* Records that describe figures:
__________
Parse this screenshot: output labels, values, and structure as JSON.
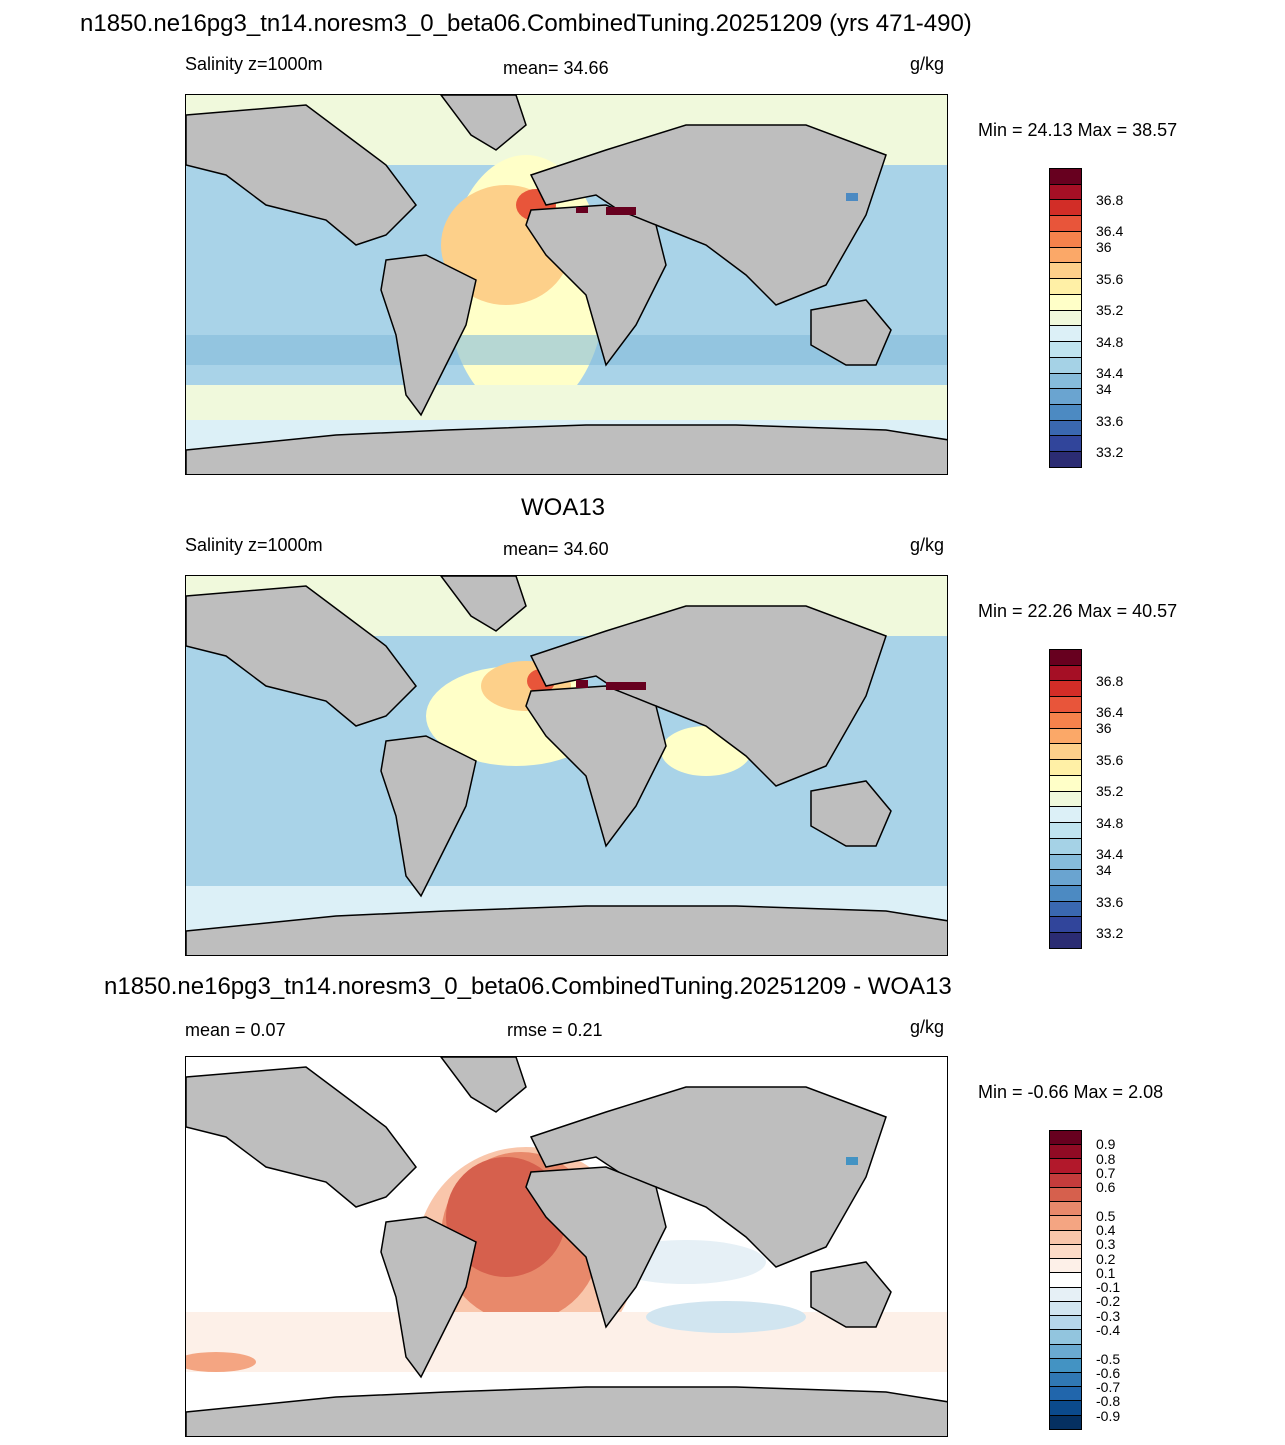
{
  "panels": [
    {
      "title": "n1850.ne16pg3_tn14.noresm3_0_beta06.CombinedTuning.20251209 (yrs 471-490)",
      "left_label": "Salinity z=1000m",
      "center_label": "mean=  34.66",
      "units": "g/kg",
      "minmax": "Min =  24.13 Max =  38.57",
      "colorbar_labels": [
        "36.8",
        "36.4",
        "36",
        "35.6",
        "35.2",
        "34.8",
        "34.4",
        "34",
        "33.6",
        "33.2"
      ],
      "colors": [
        "#67001f",
        "#a50f25",
        "#d22d27",
        "#e8553a",
        "#f5824c",
        "#fba868",
        "#fdd08a",
        "#fff0a6",
        "#ffffc8",
        "#f0f9dc",
        "#dcf0f7",
        "#c0e4f0",
        "#a5d2e6",
        "#86bcdb",
        "#6aa4d0",
        "#4c8ac2",
        "#3a68b0",
        "#31459b",
        "#2b2c73"
      ]
    },
    {
      "title": "WOA13",
      "left_label": "Salinity z=1000m",
      "center_label": "mean=  34.60",
      "units": "g/kg",
      "minmax": "Min =  22.26 Max =  40.57",
      "colorbar_labels": [
        "36.8",
        "36.4",
        "36",
        "35.6",
        "35.2",
        "34.8",
        "34.4",
        "34",
        "33.6",
        "33.2"
      ],
      "colors": [
        "#67001f",
        "#a50f25",
        "#d22d27",
        "#e8553a",
        "#f5824c",
        "#fba868",
        "#fdd08a",
        "#fff0a6",
        "#ffffc8",
        "#f0f9dc",
        "#dcf0f7",
        "#c0e4f0",
        "#a5d2e6",
        "#86bcdb",
        "#6aa4d0",
        "#4c8ac2",
        "#3a68b0",
        "#31459b",
        "#2b2c73"
      ]
    },
    {
      "title": "n1850.ne16pg3_tn14.noresm3_0_beta06.CombinedTuning.20251209 - WOA13",
      "left_label": "mean =   0.07",
      "center_label": "rmse =   0.21",
      "units": "g/kg",
      "minmax": "Min =  -0.66 Max =   2.08",
      "colorbar_labels": [
        "0.9",
        "0.8",
        "0.7",
        "0.6",
        "0.5",
        "0.4",
        "0.3",
        "0.2",
        "0.1",
        "-0.1",
        "-0.2",
        "-0.3",
        "-0.4",
        "-0.5",
        "-0.6",
        "-0.7",
        "-0.8",
        "-0.9"
      ],
      "colors": [
        "#67001f",
        "#900b24",
        "#b2182b",
        "#c43c3c",
        "#d6604d",
        "#e8896b",
        "#f4a582",
        "#f9c6ab",
        "#fddbc7",
        "#fdf0e8",
        "#ffffff",
        "#e6f0f6",
        "#d1e5f0",
        "#b5d6ea",
        "#92c5de",
        "#6aaad0",
        "#4393c3",
        "#3078b4",
        "#2166ac",
        "#0b4a8c",
        "#053061"
      ]
    }
  ]
}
__________
* PROBLEM DETAILS: In the listing, find every line containing the word "title" and list it.

* EXERCISE SOLUTION:
      "title": "n1850.ne16pg3_tn14.noresm3_0_beta06.CombinedTuning.20251209 (yrs 471-490)",
      "title": "WOA13",
      "title": "n1850.ne16pg3_tn14.noresm3_0_beta06.CombinedTuning.20251209 - WOA13",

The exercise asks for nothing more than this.